### RECORDS FOR PROCESSING ###

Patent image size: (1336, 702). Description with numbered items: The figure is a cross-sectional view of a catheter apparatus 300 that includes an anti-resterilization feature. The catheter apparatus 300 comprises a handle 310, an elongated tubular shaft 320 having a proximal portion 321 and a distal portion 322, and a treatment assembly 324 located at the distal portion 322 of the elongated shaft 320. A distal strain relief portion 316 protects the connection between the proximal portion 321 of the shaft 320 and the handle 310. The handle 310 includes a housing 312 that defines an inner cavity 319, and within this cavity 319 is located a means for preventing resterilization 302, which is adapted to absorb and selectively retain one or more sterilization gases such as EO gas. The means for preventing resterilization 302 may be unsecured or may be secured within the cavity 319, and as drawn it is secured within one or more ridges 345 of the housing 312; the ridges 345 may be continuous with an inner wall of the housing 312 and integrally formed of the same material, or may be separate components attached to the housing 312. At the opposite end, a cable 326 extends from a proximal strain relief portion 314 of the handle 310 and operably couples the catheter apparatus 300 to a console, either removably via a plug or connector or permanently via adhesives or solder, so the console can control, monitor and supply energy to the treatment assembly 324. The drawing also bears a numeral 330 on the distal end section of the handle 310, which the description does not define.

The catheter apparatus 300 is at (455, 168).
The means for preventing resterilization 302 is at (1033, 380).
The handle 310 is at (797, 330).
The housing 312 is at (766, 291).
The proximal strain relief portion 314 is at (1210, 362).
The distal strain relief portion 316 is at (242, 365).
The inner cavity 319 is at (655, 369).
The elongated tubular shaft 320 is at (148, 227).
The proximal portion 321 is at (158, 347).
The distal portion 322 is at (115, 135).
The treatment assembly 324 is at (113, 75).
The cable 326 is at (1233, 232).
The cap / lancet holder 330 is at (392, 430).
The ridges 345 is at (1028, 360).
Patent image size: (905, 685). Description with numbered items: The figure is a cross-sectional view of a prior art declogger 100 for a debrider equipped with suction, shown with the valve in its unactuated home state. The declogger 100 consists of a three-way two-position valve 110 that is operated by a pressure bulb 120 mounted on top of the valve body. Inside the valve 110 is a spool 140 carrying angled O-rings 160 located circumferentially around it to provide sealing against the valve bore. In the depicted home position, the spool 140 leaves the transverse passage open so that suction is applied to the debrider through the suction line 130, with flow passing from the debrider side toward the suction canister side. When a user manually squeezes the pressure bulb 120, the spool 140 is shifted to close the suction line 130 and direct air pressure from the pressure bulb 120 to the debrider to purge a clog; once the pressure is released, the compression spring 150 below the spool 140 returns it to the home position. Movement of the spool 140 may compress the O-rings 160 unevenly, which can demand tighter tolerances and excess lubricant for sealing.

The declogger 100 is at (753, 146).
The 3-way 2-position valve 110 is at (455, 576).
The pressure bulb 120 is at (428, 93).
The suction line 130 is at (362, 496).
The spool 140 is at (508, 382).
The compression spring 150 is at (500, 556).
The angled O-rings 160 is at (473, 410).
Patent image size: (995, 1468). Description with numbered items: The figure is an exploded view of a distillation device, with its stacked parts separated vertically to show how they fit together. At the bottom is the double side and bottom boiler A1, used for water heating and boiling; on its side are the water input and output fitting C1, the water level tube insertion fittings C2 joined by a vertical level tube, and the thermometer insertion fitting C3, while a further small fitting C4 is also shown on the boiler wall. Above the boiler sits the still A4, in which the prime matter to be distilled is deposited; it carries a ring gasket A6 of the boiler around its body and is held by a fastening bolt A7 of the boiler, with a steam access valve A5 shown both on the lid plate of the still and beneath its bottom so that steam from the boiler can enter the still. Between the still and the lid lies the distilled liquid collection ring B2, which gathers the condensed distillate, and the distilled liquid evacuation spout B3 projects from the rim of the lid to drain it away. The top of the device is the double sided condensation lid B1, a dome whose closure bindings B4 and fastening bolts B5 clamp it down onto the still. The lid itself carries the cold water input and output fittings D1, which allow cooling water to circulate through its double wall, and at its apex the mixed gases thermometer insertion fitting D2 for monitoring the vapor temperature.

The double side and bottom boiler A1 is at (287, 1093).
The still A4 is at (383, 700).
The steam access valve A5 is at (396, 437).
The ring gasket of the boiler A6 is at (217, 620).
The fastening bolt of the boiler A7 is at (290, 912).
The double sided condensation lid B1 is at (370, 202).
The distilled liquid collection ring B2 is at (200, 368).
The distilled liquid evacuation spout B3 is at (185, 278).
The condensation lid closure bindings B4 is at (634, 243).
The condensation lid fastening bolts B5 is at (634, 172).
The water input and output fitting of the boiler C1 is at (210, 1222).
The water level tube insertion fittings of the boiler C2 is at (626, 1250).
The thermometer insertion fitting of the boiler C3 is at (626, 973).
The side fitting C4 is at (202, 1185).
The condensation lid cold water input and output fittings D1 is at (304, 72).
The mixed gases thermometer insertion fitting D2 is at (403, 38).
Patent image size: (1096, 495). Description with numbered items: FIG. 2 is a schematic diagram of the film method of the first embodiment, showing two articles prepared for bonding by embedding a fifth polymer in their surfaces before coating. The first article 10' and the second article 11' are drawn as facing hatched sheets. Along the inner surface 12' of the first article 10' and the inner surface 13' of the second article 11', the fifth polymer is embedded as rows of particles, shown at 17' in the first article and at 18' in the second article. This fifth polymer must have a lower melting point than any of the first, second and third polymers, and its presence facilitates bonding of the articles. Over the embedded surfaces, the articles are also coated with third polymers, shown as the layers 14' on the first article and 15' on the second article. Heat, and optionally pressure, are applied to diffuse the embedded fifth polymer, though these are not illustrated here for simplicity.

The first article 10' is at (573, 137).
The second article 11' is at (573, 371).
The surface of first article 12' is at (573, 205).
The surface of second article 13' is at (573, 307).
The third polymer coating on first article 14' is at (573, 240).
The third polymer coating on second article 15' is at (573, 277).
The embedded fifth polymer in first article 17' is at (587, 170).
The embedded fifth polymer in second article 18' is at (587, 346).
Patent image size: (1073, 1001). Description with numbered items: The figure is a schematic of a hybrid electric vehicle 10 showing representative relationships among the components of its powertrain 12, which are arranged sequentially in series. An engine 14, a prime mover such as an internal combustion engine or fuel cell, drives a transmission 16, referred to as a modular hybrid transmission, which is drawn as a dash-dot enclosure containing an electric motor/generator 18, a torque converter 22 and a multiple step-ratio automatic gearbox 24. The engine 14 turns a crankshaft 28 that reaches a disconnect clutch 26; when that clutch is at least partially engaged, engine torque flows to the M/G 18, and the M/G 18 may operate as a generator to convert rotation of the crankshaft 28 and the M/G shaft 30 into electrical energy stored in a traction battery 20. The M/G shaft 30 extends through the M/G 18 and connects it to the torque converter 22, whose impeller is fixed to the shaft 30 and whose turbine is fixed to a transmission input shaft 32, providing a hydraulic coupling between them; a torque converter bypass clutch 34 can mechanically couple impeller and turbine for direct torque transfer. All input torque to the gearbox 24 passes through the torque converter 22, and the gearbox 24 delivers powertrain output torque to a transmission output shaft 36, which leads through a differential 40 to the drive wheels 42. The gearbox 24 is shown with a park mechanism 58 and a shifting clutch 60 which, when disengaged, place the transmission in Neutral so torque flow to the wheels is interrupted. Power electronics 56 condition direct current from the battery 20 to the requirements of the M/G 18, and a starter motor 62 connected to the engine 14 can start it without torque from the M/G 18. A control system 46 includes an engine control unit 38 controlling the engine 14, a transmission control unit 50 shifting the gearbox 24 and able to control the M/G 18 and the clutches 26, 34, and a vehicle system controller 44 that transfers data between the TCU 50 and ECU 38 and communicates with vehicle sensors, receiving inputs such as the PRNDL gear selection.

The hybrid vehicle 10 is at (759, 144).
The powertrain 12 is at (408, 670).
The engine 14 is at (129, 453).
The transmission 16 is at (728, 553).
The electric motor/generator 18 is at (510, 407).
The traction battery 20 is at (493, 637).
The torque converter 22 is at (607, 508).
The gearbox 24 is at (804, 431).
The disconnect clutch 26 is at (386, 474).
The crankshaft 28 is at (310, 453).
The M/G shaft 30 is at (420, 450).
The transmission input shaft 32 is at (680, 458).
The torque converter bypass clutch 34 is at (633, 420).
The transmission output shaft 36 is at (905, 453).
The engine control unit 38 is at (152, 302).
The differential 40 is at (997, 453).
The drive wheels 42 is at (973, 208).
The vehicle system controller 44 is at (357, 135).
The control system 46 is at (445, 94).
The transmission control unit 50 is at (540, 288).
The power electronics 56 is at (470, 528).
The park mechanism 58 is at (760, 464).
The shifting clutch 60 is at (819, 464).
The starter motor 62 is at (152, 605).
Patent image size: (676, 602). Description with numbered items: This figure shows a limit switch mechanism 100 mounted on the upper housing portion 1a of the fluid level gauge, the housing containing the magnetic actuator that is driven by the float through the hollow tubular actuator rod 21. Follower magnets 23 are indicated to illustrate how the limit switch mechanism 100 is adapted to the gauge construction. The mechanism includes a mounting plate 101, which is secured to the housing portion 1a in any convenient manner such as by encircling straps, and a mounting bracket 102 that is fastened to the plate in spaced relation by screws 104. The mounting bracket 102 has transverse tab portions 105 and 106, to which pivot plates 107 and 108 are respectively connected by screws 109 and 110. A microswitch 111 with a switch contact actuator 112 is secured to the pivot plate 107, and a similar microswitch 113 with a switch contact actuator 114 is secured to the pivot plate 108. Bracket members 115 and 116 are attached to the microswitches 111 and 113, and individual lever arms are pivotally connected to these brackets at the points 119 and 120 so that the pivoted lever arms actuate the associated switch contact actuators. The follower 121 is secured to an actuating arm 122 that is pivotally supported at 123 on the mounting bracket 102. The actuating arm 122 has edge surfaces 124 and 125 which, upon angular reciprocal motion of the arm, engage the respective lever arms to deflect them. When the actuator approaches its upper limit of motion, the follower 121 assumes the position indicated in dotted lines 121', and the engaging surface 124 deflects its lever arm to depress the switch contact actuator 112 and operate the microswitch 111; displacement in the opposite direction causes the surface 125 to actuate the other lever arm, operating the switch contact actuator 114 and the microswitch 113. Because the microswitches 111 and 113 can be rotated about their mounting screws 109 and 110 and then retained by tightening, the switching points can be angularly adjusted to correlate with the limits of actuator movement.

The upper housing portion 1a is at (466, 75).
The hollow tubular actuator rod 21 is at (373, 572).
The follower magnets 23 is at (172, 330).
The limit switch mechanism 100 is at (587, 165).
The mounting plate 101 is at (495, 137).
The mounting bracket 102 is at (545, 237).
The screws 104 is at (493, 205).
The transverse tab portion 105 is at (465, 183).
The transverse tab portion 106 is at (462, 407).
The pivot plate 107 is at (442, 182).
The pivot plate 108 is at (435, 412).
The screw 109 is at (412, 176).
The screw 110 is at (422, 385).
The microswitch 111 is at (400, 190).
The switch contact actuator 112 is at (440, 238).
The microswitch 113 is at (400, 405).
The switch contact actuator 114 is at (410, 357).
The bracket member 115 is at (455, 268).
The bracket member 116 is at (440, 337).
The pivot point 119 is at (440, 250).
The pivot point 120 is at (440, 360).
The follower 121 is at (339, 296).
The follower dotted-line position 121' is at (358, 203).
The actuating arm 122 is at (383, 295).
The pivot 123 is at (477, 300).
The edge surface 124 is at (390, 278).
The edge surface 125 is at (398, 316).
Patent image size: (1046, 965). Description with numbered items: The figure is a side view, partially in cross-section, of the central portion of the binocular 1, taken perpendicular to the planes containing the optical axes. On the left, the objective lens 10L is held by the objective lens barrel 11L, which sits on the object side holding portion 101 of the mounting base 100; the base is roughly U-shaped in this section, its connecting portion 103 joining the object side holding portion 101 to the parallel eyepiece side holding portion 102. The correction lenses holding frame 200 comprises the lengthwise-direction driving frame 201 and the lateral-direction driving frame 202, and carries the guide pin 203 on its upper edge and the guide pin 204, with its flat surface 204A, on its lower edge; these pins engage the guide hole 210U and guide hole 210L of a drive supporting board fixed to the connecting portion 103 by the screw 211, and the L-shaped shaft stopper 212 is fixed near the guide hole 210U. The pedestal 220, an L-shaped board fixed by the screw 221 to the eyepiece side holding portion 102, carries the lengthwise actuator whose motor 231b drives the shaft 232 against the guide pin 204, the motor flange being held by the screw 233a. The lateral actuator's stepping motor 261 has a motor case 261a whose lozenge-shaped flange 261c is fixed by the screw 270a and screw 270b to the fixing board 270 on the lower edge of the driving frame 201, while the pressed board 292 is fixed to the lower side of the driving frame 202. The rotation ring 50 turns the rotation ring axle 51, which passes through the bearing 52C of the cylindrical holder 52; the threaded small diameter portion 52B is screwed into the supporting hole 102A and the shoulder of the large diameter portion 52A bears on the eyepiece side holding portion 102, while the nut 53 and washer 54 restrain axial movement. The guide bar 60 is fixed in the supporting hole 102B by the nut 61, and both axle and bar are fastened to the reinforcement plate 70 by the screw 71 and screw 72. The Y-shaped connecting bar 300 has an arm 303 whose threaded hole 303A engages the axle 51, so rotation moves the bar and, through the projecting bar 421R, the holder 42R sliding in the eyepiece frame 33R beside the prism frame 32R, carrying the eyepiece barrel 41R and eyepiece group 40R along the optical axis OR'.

###

Reproduce the material from its beginning through the line containing "The treatment assembly 324 is at (113, 75).", substituting "sectional" for "cross-sectional" and leaving everything else unchanged.

- _FINISHED TASK_:
Patent image size: (1336, 702). Description with numbered items: The figure is a sectional view of a catheter apparatus 300 that includes an anti-resterilization feature. The catheter apparatus 300 comprises a handle 310, an elongated tubular shaft 320 having a proximal portion 321 and a distal portion 322, and a treatment assembly 324 located at the distal portion 322 of the elongated shaft 320. A distal strain relief portion 316 protects the connection between the proximal portion 321 of the shaft 320 and the handle 310. The handle 310 includes a housing 312 that defines an inner cavity 319, and within this cavity 319 is located a means for preventing resterilization 302, which is adapted to absorb and selectively retain one or more sterilization gases such as EO gas. The means for preventing resterilization 302 may be unsecured or may be secured within the cavity 319, and as drawn it is secured within one or more ridges 345 of the housing 312; the ridges 345 may be continuous with an inner wall of the housing 312 and integrally formed of the same material, or may be separate components attached to the housing 312. At the opposite end, a cable 326 extends from a proximal strain relief portion 314 of the handle 310 and operably couples the catheter apparatus 300 to a console, either removably via a plug or connector or permanently via adhesives or solder, so the console can control, monitor and supply energy to the treatment assembly 324. The drawing also bears a numeral 330 on the distal end section of the handle 310, which the description does not define.

The catheter apparatus 300 is at (455, 168).
The means for preventing resterilization 302 is at (1033, 380).
The handle 310 is at (797, 330).
The housing 312 is at (766, 291).
The proximal strain relief portion 314 is at (1210, 362).
The distal strain relief portion 316 is at (242, 365).
The inner cavity 319 is at (655, 369).
The elongated tubular shaft 320 is at (148, 227).
The proximal portion 321 is at (158, 347).
The distal portion 322 is at (115, 135).
The treatment assembly 324 is at (113, 75).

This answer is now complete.